GOAL -
Copy, from the entries below, each line where the word "habilité" can be found.

MATERIAL PROVIDED -
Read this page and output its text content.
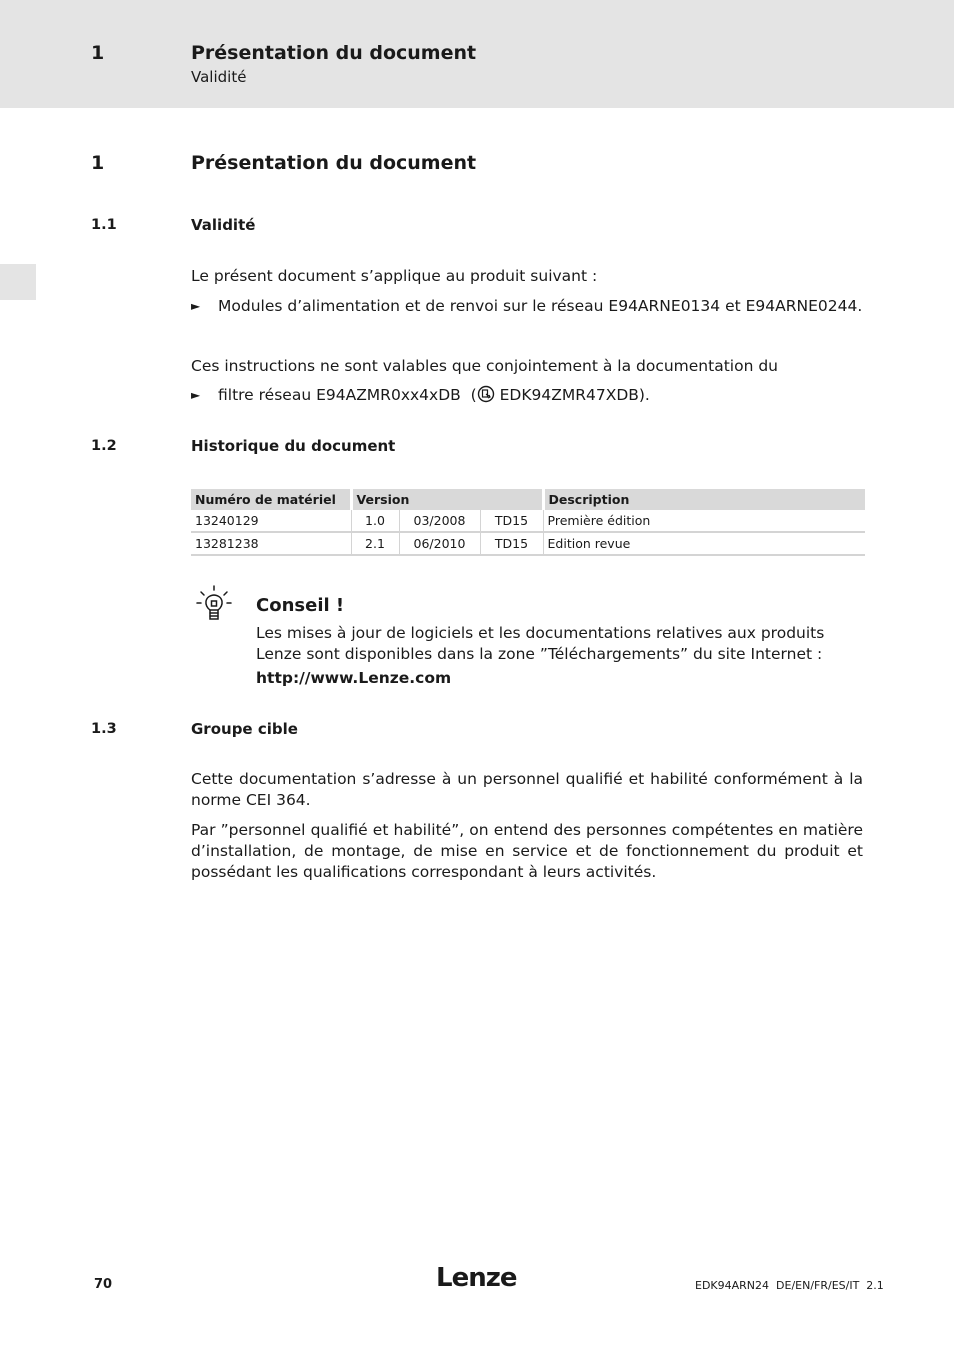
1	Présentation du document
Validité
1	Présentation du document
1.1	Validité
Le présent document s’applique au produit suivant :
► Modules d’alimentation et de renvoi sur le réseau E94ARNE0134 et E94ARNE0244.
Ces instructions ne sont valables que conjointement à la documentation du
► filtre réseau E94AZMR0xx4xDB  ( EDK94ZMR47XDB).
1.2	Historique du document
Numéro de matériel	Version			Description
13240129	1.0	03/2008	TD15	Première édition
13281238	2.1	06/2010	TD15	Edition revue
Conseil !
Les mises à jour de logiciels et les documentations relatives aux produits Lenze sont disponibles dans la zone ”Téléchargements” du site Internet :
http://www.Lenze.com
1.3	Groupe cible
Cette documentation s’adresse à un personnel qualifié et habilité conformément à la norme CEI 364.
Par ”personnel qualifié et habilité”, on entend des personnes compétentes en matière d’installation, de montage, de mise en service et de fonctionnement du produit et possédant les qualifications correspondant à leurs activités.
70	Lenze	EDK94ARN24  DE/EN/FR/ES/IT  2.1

==

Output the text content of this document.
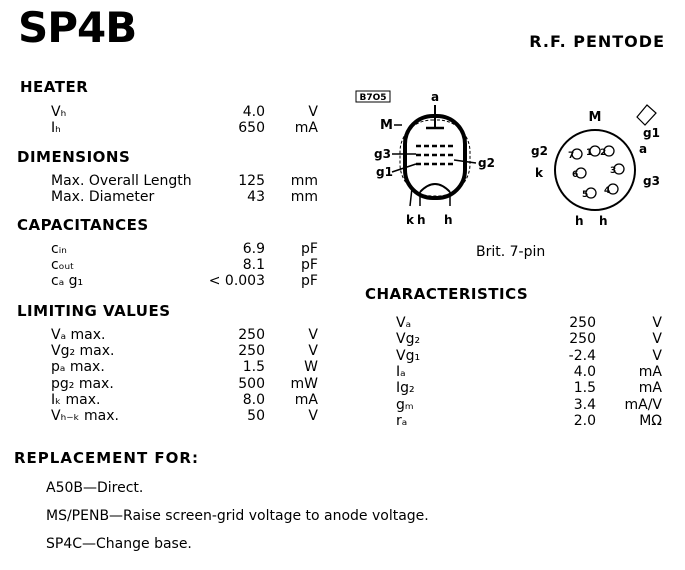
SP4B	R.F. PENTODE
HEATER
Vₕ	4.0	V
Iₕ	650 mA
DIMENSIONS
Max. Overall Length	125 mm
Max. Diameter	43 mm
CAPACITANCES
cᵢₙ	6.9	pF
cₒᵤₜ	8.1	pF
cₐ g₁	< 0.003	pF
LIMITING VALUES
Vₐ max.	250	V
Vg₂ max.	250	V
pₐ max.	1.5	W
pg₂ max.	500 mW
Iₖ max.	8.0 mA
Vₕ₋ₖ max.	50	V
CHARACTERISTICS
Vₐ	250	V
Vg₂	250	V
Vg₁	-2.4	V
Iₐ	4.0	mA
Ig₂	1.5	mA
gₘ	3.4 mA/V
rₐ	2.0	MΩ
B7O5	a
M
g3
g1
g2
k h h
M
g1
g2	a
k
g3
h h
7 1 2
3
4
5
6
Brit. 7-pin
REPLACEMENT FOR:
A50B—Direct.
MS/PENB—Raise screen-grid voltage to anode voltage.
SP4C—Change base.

ANSWER TO THE PROBLEM -
Cette documentation s’adresse à un personnel qualifié et habilité conformément à la norme CEI 364.
Par ”personnel qualifié et habilité”, on entend des personnes compétentes en matière d’installation, de montage, de mise en service et de fonctionnement du produit et possédant les qualifications correspondant à leurs activités.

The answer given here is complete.